(Stored items)
::::::

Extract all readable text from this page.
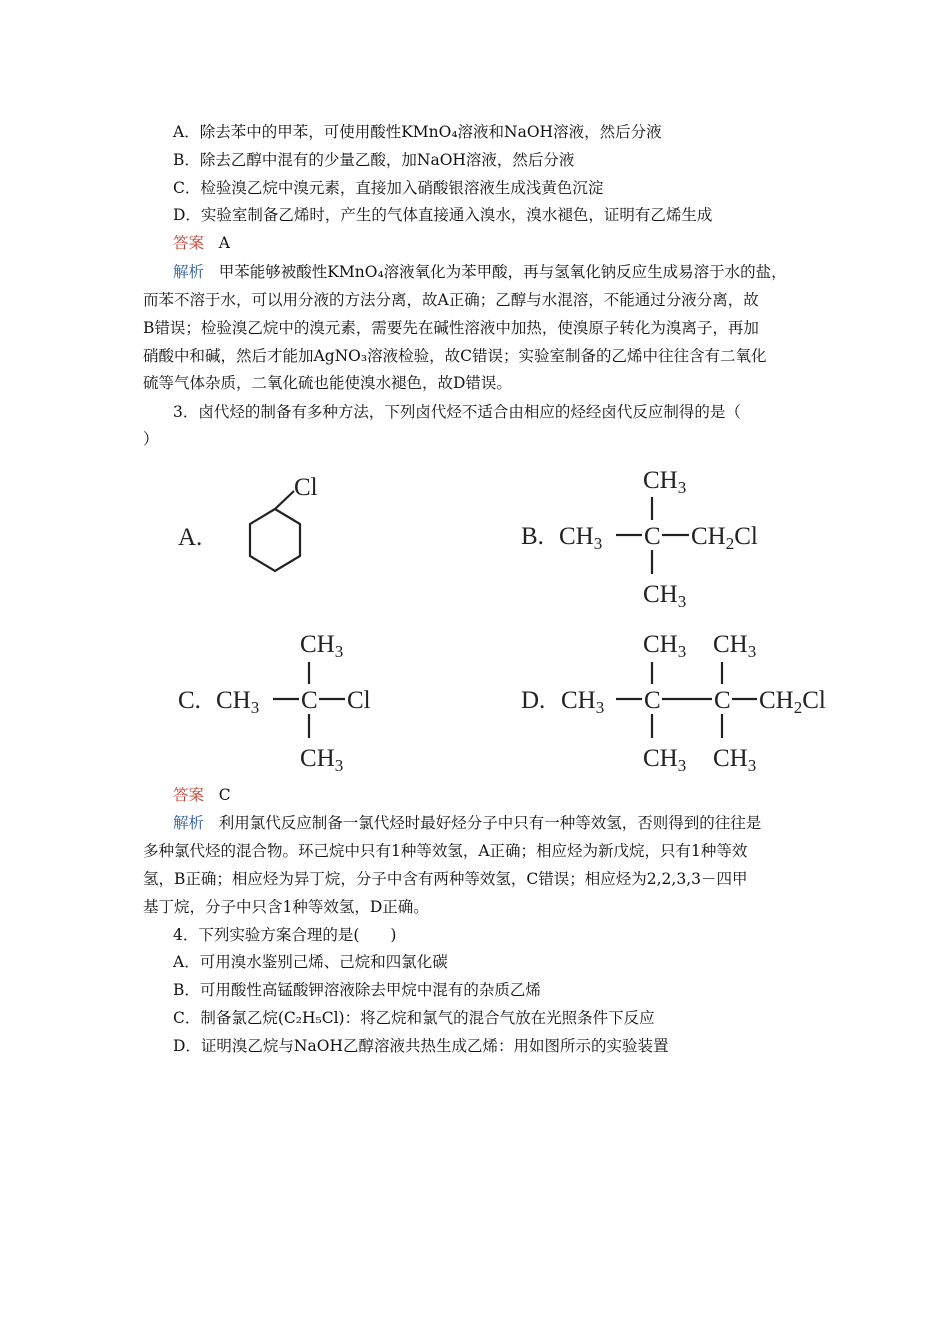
A．除去苯中的甲苯，可使用酸性KMnO₄溶液和NaOH溶液，然后分液
B．除去乙醇中混有的少量乙酸，加NaOH溶液，然后分液
C．检验溴乙烷中溴元素，直接加入硝酸银溶液生成浅黄色沉淀
D．实验室制备乙烯时，产生的气体直接通入溴水，溴水褪色，证明有乙烯生成
答案 A
解析 甲苯能够被酸性KMnO₄溶液氧化为苯甲酸，再与氢氧化钠反应生成易溶于水的盐，
而苯不溶于水，可以用分液的方法分离，故A正确；乙醇与水混溶，不能通过分液分离，故
B错误；检验溴乙烷中的溴元素，需要先在碱性溶液中加热，使溴原子转化为溴离子，再加
硝酸中和碱，然后才能加AgNO₃溶液检验，故C错误；实验室制备的乙烯中往往含有二氧化
硫等气体杂质，二氧化硫也能使溴水褪色，故D错误。
3．卤代烃的制备有多种方法，下列卤代烃不适合由相应的烃经卤代反应制得的是（
）
A.
Cl
B.
$CH_3$
$CH_3$ C $CH_2Cl$
$CH_3$
C.
$CH_3$
$CH_3$ C Cl
$CH_3$
D.
$CH_3$ $CH_3$
$CH_3$ C C $CH_2Cl$
$CH_3$ $CH_3$
答案 C
解析 利用氯代反应制备一氯代烃时最好烃分子中只有一种等效氢，否则得到的往往是
多种氯代烃的混合物。环己烷中只有1种等效氢，A正确；相应烃为新戊烷，只有1种等效
氢，B正确；相应烃为异丁烷，分子中含有两种等效氢，C错误；相应烃为2,2,3,3－四甲
基丁烷，分子中只含1种等效氢，D正确。
4．下列实验方案合理的是(　　)
A．可用溴水鉴别己烯、己烷和四氯化碳
B．可用酸性高锰酸钾溶液除去甲烷中混有的杂质乙烯
C．制备氯乙烷(C₂H₅Cl)：将乙烷和氯气的混合气放在光照条件下反应
D．证明溴乙烷与NaOH乙醇溶液共热生成乙烯：用如图所示的实验装置
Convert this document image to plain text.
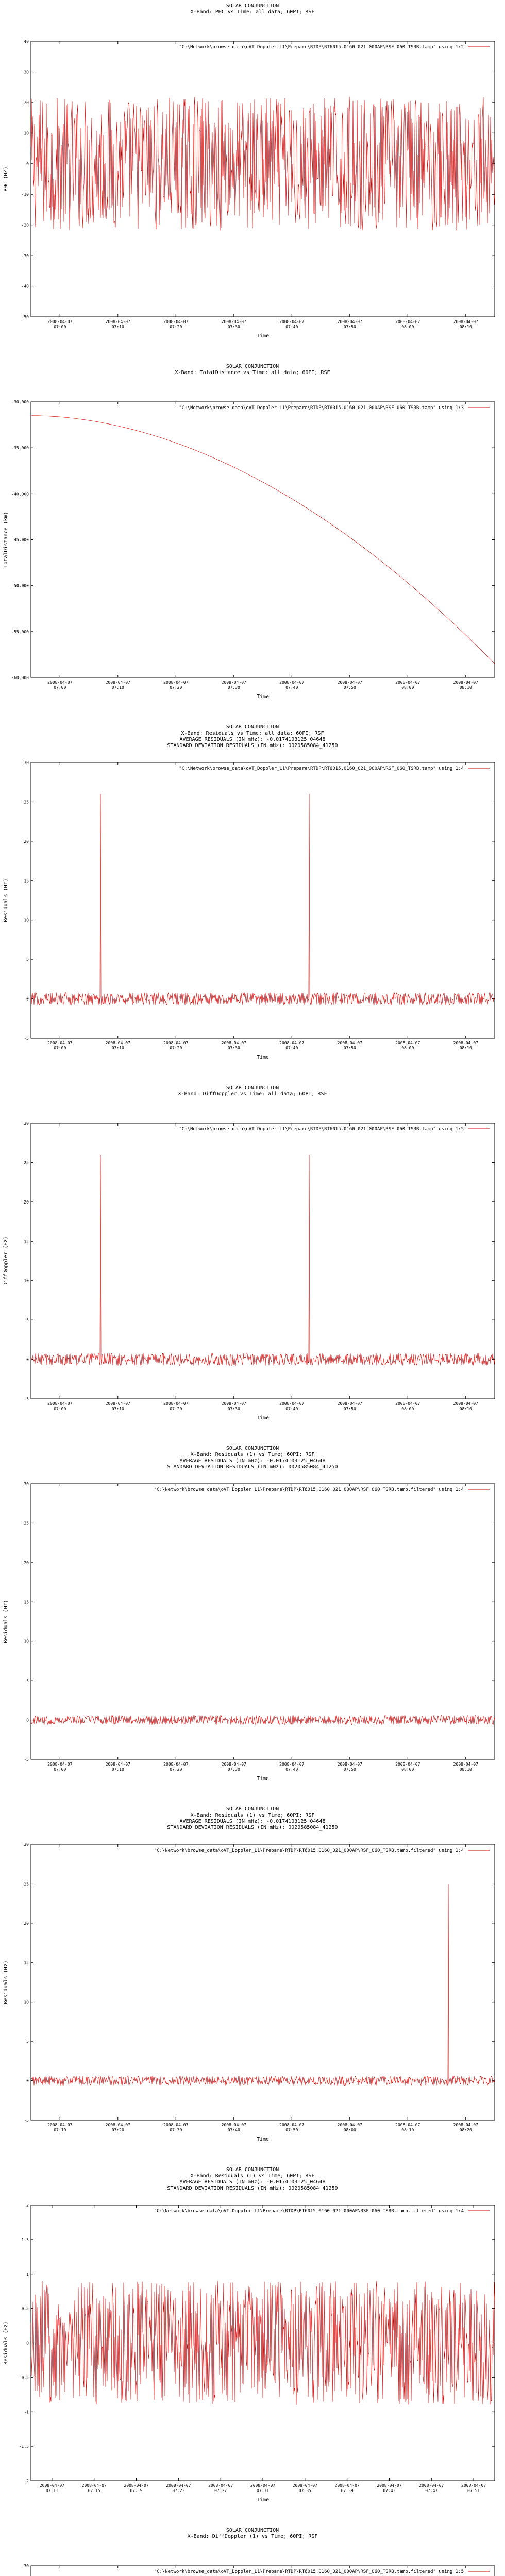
SOLAR CONJUNCTION
X-Band: PHC vs Time: all data; 60PI; RSF
"C:\Network\browse_data\oVT_Doppler_L1\Prepare\RTDP\RT6015.0160_021_000AP\RSF_060_TSRB.tamp" using 1:2
40
30
20
10
0
-10
-20
-30
-40
-50
2008-04-07
07:00
2008-04-07
07:10
2008-04-07
07:20
2008-04-07
07:30
2008-04-07
07:40
2008-04-07
07:50
2008-04-07
08:00
2008-04-07
08:10
Time
PHC (HZ)
SOLAR CONJUNCTION
X-Band: TotalDistance vs Time: all data; 60PI; RSF
"C:\Network\browse_data\oVT_Doppler_L1\Prepare\RTDP\RT6015.0160_021_000AP\RSF_060_TSRB.tamp" using 1:3
-30,000
-35,000
-40,000
-45,000
-50,000
-55,000
-60,000
2008-04-07
07:00
2008-04-07
07:10
2008-04-07
07:20
2008-04-07
07:30
2008-04-07
07:40
2008-04-07
07:50
2008-04-07
08:00
2008-04-07
08:10
Time
TotalDistance (km)
SOLAR CONJUNCTION
X-Band: Residuals vs Time: all data; 60PI; RSF
AVERAGE RESIDUALS (IN mHz): -0.0174103125_04648
STANDARD DEVIATION RESIDUALS (IN mHz): 0020585084_41250
"C:\Network\browse_data\oVT_Doppler_L1\Prepare\RTDP\RT6015.0160_021_000AP\RSF_060_TSRB.tamp" using 1:4
30
25
20
15
10
5
0
-5
2008-04-07
07:00
2008-04-07
07:10
2008-04-07
07:20
2008-04-07
07:30
2008-04-07
07:40
2008-04-07
07:50
2008-04-07
08:00
2008-04-07
08:10
Time
Residuals (Hz)
SOLAR CONJUNCTION
X-Band: DiffDoppler vs Time: all data; 60PI; RSF
"C:\Network\browse_data\oVT_Doppler_L1\Prepare\RTDP\RT6015.0160_021_000AP\RSF_060_TSRB.tamp" using 1:5
30
25
20
15
10
5
0
-5
2008-04-07
07:00
2008-04-07
07:10
2008-04-07
07:20
2008-04-07
07:30
2008-04-07
07:40
2008-04-07
07:50
2008-04-07
08:00
2008-04-07
08:10
Time
DiffDoppler (Hz)
SOLAR CONJUNCTION
X-Band: Residuals (1) vs Time; 60PI; RSF
AVERAGE RESIDUALS (IN mHz): -0.0174103125_04648
STANDARD DEVIATION RESIDUALS (IN mHz): 0020585084_41250
"C:\Network\browse_data\oVT_Doppler_L1\Prepare\RTDP\RT6015.0160_021_000AP\RSF_060_TSRB.tamp.filtered" using 1:4
30
25
20
15
10
5
0
-5
2008-04-07
07:00
2008-04-07
07:10
2008-04-07
07:20
2008-04-07
07:30
2008-04-07
07:40
2008-04-07
07:50
2008-04-07
08:00
2008-04-07
08:10
Time
Residuals (Hz)
SOLAR CONJUNCTION
X-Band: Residuals (1) vs Time; 60PI; RSF
AVERAGE RESIDUALS (IN mHz): -0.0174103125_04648
STANDARD DEVIATION RESIDUALS (IN mHz): 0020585084_41250
"C:\Network\browse_data\oVT_Doppler_L1\Prepare\RTDP\RT6015.0160_021_000AP\RSF_060_TSRB.tamp.filtered" using 1:4
30
25
20
15
10
5
0
-5
2008-04-07
07:10
2008-04-07
07:20
2008-04-07
07:30
2008-04-07
07:40
2008-04-07
07:50
2008-04-07
08:00
2008-04-07
08:10
2008-04-07
08:20
Time
Residuals (Hz)
SOLAR CONJUNCTION
X-Band: Residuals (1) vs Time; 60PI; RSF
AVERAGE RESIDUALS (IN mHz): -0.0174103125_04648
STANDARD DEVIATION RESIDUALS (IN mHz): 0020585084_41250
"C:\Network\browse_data\oVT_Doppler_L1\Prepare\RTDP\RT6015.0160_021_000AP\RSF_060_TSRB.tamp.filtered" using 1:4
2
1.5
1
0.5
0
-0.5
-1
-1.5
-2
2008-04-07
07:11
2008-04-07
07:15
2008-04-07
07:19
2008-04-07
07:23
2008-04-07
07:27
2008-04-07
07:31
2008-04-07
07:35
2008-04-07
07:39
2008-04-07
07:43
2008-04-07
07:47
2008-04-07
07:51
Time
Residuals (Hz)
SOLAR CONJUNCTION
X-Band: DiffDoppler (1) vs Time; 60PI; RSF
"C:\Network\browse_data\oVT_Doppler_L1\Prepare\RTDP\RT6015.0160_021_000AP\RSF_060_TSRB.tamp.filtered" using 1:5
30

::::::

# Task statement
Output all the records, word for word, with no pictures in the copy.

# Correct response
Extract all readable text from this page.
A．除去苯中的甲苯，可使用酸性KMnO₄溶液和NaOH溶液，然后分液
B．除去乙醇中混有的少量乙酸，加NaOH溶液，然后分液
C．检验溴乙烷中溴元素，直接加入硝酸银溶液生成浅黄色沉淀
D．实验室制备乙烯时，产生的气体直接通入溴水，溴水褪色，证明有乙烯生成
答案 A
解析 甲苯能够被酸性KMnO₄溶液氧化为苯甲酸，再与氢氧化钠反应生成易溶于水的盐，
而苯不溶于水，可以用分液的方法分离，故A正确；乙醇与水混溶，不能通过分液分离，故
B错误；检验溴乙烷中的溴元素，需要先在碱性溶液中加热，使溴原子转化为溴离子，再加
硝酸中和碱，然后才能加AgNO₃溶液检验，故C错误；实验室制备的乙烯中往往含有二氧化
硫等气体杂质，二氧化硫也能使溴水褪色，故D错误。
3．卤代烃的制备有多种方法，下列卤代烃不适合由相应的烃经卤代反应制得的是（
）
A.
Cl
B.
$CH_3$
$CH_3$ C $CH_2Cl$
$CH_3$
C.
$CH_3$
$CH_3$ C Cl
$CH_3$
D.
$CH_3$ $CH_3$
$CH_3$ C C $CH_2Cl$
$CH_3$ $CH_3$
答案 C
解析 利用氯代反应制备一氯代烃时最好烃分子中只有一种等效氢，否则得到的往往是
多种氯代烃的混合物。环己烷中只有1种等效氢，A正确；相应烃为新戊烷，只有1种等效
氢，B正确；相应烃为异丁烷，分子中含有两种等效氢，C错误；相应烃为2,2,3,3－四甲
基丁烷，分子中只含1种等效氢，D正确。
4．下列实验方案合理的是(　　)
A．可用溴水鉴别己烯、己烷和四氯化碳
B．可用酸性高锰酸钾溶液除去甲烷中混有的杂质乙烯
C．制备氯乙烷(C₂H₅Cl)：将乙烷和氯气的混合气放在光照条件下反应
D．证明溴乙烷与NaOH乙醇溶液共热生成乙烯：用如图所示的实验装置
Convert this document image to plain text.
SOLAR CONJUNCTION
X-Band: PHC vs Time: all data; 60PI; RSF
"C:\Network\browse_data\oVT_Doppler_L1\Prepare\RTDP\RT6015.0160_021_000AP\RSF_060_TSRB.tamp" using 1:2
40
30
20
10
0
-10
-20
-30
-40
-50
2008-04-07
07:00
2008-04-07
07:10
2008-04-07
07:20
2008-04-07
07:30
2008-04-07
07:40
2008-04-07
07:50
2008-04-07
08:00
2008-04-07
08:10
Time
PHC (HZ)
SOLAR CONJUNCTION
X-Band: TotalDistance vs Time: all data; 60PI; RSF
"C:\Network\browse_data\oVT_Doppler_L1\Prepare\RTDP\RT6015.0160_021_000AP\RSF_060_TSRB.tamp" using 1:3
-30,000
-35,000
-40,000
-45,000
-50,000
-55,000
-60,000
2008-04-07
07:00
2008-04-07
07:10
2008-04-07
07:20
2008-04-07
07:30
2008-04-07
07:40
2008-04-07
07:50
2008-04-07
08:00
2008-04-07
08:10
Time
TotalDistance (km)
SOLAR CONJUNCTION
X-Band: Residuals vs Time: all data; 60PI; RSF
AVERAGE RESIDUALS (IN mHz): -0.0174103125_04648
STANDARD DEVIATION RESIDUALS (IN mHz): 0020585084_41250
"C:\Network\browse_data\oVT_Doppler_L1\Prepare\RTDP\RT6015.0160_021_000AP\RSF_060_TSRB.tamp" using 1:4
30
25
20
15
10
5
0
-5
2008-04-07
07:00
2008-04-07
07:10
2008-04-07
07:20
2008-04-07
07:30
2008-04-07
07:40
2008-04-07
07:50
2008-04-07
08:00
2008-04-07
08:10
Time
Residuals (Hz)
SOLAR CONJUNCTION
X-Band: DiffDoppler vs Time: all data; 60PI; RSF
"C:\Network\browse_data\oVT_Doppler_L1\Prepare\RTDP\RT6015.0160_021_000AP\RSF_060_TSRB.tamp" using 1:5
30
25
20
15
10
5
0
-5
2008-04-07
07:00
2008-04-07
07:10
2008-04-07
07:20
2008-04-07
07:30
2008-04-07
07:40
2008-04-07
07:50
2008-04-07
08:00
2008-04-07
08:10
Time
DiffDoppler (Hz)
SOLAR CONJUNCTION
X-Band: Residuals (1) vs Time; 60PI; RSF
AVERAGE RESIDUALS (IN mHz): -0.0174103125_04648
STANDARD DEVIATION RESIDUALS (IN mHz): 0020585084_41250
"C:\Network\browse_data\oVT_Doppler_L1\Prepare\RTDP\RT6015.0160_021_000AP\RSF_060_TSRB.tamp.filtered" using 1:4
30
25
20
15
10
5
0
-5
2008-04-07
07:00
2008-04-07
07:10
2008-04-07
07:20
2008-04-07
07:30
2008-04-07
07:40
2008-04-07
07:50
2008-04-07
08:00
2008-04-07
08:10
Time
Residuals (Hz)
SOLAR CONJUNCTION
X-Band: Residuals (1) vs Time; 60PI; RSF
AVERAGE RESIDUALS (IN mHz): -0.0174103125_04648
STANDARD DEVIATION RESIDUALS (IN mHz): 0020585084_41250
"C:\Network\browse_data\oVT_Doppler_L1\Prepare\RTDP\RT6015.0160_021_000AP\RSF_060_TSRB.tamp.filtered" using 1:4
30
25
20
15
10
5
0
-5
2008-04-07
07:10
2008-04-07
07:20
2008-04-07
07:30
2008-04-07
07:40
2008-04-07
07:50
2008-04-07
08:00
2008-04-07
08:10
2008-04-07
08:20
Time
Residuals (Hz)
SOLAR CONJUNCTION
X-Band: Residuals (1) vs Time; 60PI; RSF
AVERAGE RESIDUALS (IN mHz): -0.0174103125_04648
STANDARD DEVIATION RESIDUALS (IN mHz): 0020585084_41250
"C:\Network\browse_data\oVT_Doppler_L1\Prepare\RTDP\RT6015.0160_021_000AP\RSF_060_TSRB.tamp.filtered" using 1:4
2
1.5
1
0.5
0
-0.5
-1
-1.5
-2
2008-04-07
07:11
2008-04-07
07:15
2008-04-07
07:19
2008-04-07
07:23
2008-04-07
07:27
2008-04-07
07:31
2008-04-07
07:35
2008-04-07
07:39
2008-04-07
07:43
2008-04-07
07:47
2008-04-07
07:51
Time
Residuals (Hz)
SOLAR CONJUNCTION
X-Band: DiffDoppler (1) vs Time; 60PI; RSF
"C:\Network\browse_data\oVT_Doppler_L1\Prepare\RTDP\RT6015.0160_021_000AP\RSF_060_TSRB.tamp.filtered" using 1:5
30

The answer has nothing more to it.